● **WHAT NEEDS TO BE DONE**
Read the data and repeat it in full, exactly.

● **DATASET ENTRIES**

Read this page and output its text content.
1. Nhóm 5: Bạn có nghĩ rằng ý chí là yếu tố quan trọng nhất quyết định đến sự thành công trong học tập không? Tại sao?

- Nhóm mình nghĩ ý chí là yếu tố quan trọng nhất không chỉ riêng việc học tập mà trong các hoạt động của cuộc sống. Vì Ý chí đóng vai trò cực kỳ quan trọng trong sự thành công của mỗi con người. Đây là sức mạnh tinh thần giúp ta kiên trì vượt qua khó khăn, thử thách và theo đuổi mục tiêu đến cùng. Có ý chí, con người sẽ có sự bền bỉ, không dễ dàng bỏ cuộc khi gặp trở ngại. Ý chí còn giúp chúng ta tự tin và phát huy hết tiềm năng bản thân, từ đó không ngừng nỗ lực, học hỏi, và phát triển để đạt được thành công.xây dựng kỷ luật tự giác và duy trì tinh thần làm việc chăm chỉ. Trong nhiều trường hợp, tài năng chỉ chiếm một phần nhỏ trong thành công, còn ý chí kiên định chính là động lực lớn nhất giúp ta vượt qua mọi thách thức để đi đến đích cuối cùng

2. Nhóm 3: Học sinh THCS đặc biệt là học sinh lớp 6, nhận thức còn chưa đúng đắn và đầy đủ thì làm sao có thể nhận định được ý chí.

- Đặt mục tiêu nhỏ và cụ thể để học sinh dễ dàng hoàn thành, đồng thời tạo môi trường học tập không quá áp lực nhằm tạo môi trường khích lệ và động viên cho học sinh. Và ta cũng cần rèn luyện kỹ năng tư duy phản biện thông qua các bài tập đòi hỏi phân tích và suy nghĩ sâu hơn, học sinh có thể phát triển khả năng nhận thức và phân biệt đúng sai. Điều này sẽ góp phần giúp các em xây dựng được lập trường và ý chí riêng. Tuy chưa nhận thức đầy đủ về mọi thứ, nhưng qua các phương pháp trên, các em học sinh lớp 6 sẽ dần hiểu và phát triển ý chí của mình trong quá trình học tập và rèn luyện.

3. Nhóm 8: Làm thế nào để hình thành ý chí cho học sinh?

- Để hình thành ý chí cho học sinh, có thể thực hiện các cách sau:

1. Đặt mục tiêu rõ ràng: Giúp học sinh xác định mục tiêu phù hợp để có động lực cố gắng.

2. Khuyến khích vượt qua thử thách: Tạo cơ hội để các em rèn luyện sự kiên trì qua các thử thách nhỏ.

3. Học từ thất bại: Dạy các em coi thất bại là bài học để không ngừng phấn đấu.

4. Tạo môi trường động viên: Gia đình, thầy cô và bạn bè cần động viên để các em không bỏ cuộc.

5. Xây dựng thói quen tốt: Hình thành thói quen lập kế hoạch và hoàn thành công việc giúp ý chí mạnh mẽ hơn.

● **TASK OUTPUT**
Read this page and output its text content.
1. Nhóm 5: Bạn có nghĩ rằng ý chí là yếu tố quan trọng nhất quyết định đến sự thành công trong học tập không? Tại sao?

- Nhóm mình nghĩ ý chí là yếu tố quan trọng nhất không chỉ riêng việc học tập mà trong các hoạt động của cuộc sống. Vì Ý chí đóng vai trò cực kỳ quan trọng trong sự thành công của mỗi con người. Đây là sức mạnh tinh thần giúp ta kiên trì vượt qua khó khăn, thử thách và theo đuổi mục tiêu đến cùng. Có ý chí, con người sẽ có sự bền bỉ, không dễ dàng bỏ cuộc khi gặp trở ngại. Ý chí còn giúp chúng ta tự tin và phát huy hết tiềm năng bản thân, từ đó không ngừng nỗ lực, học hỏi, và phát triển để đạt được thành công.xây dựng kỷ luật tự giác và duy trì tinh thần làm việc chăm chỉ. Trong nhiều trường hợp, tài năng chỉ chiếm một phần nhỏ trong thành công, còn ý chí kiên định chính là động lực lớn nhất giúp ta vượt qua mọi thách thức để đi đến đích cuối cùng

2. Nhóm 3: Học sinh THCS đặc biệt là học sinh lớp 6, nhận thức còn chưa đúng đắn và đầy đủ thì làm sao có thể nhận định được ý chí.

- Đặt mục tiêu nhỏ và cụ thể để học sinh dễ dàng hoàn thành, đồng thời tạo môi trường học tập không quá áp lực nhằm tạo môi trường khích lệ và động viên cho học sinh. Và ta cũng cần rèn luyện kỹ năng tư duy phản biện thông qua các bài tập đòi hỏi phân tích và suy nghĩ sâu hơn, học sinh có thể phát triển khả năng nhận thức và phân biệt đúng sai. Điều này sẽ góp phần giúp các em xây dựng được lập trường và ý chí riêng. Tuy chưa nhận thức đầy đủ về mọi thứ, nhưng qua các phương pháp trên, các em học sinh lớp 6 sẽ dần hiểu và phát triển ý chí của mình trong quá trình học tập và rèn luyện.

3. Nhóm 8: Làm thế nào để hình thành ý chí cho học sinh?

- Để hình thành ý chí cho học sinh, có thể thực hiện các cách sau:

1. Đặt mục tiêu rõ ràng: Giúp học sinh xác định mục tiêu phù hợp để có động lực cố gắng.

2. Khuyến khích vượt qua thử thách: Tạo cơ hội để các em rèn luyện sự kiên trì qua các thử thách nhỏ.

3. Học từ thất bại: Dạy các em coi thất bại là bài học để không ngừng phấn đấu.

4. Tạo môi trường động viên: Gia đình, thầy cô và bạn bè cần động viên để các em không bỏ cuộc.

5. Xây dựng thói quen tốt: Hình thành thói quen lập kế hoạch và hoàn thành công việc giúp ý chí mạnh mẽ hơn.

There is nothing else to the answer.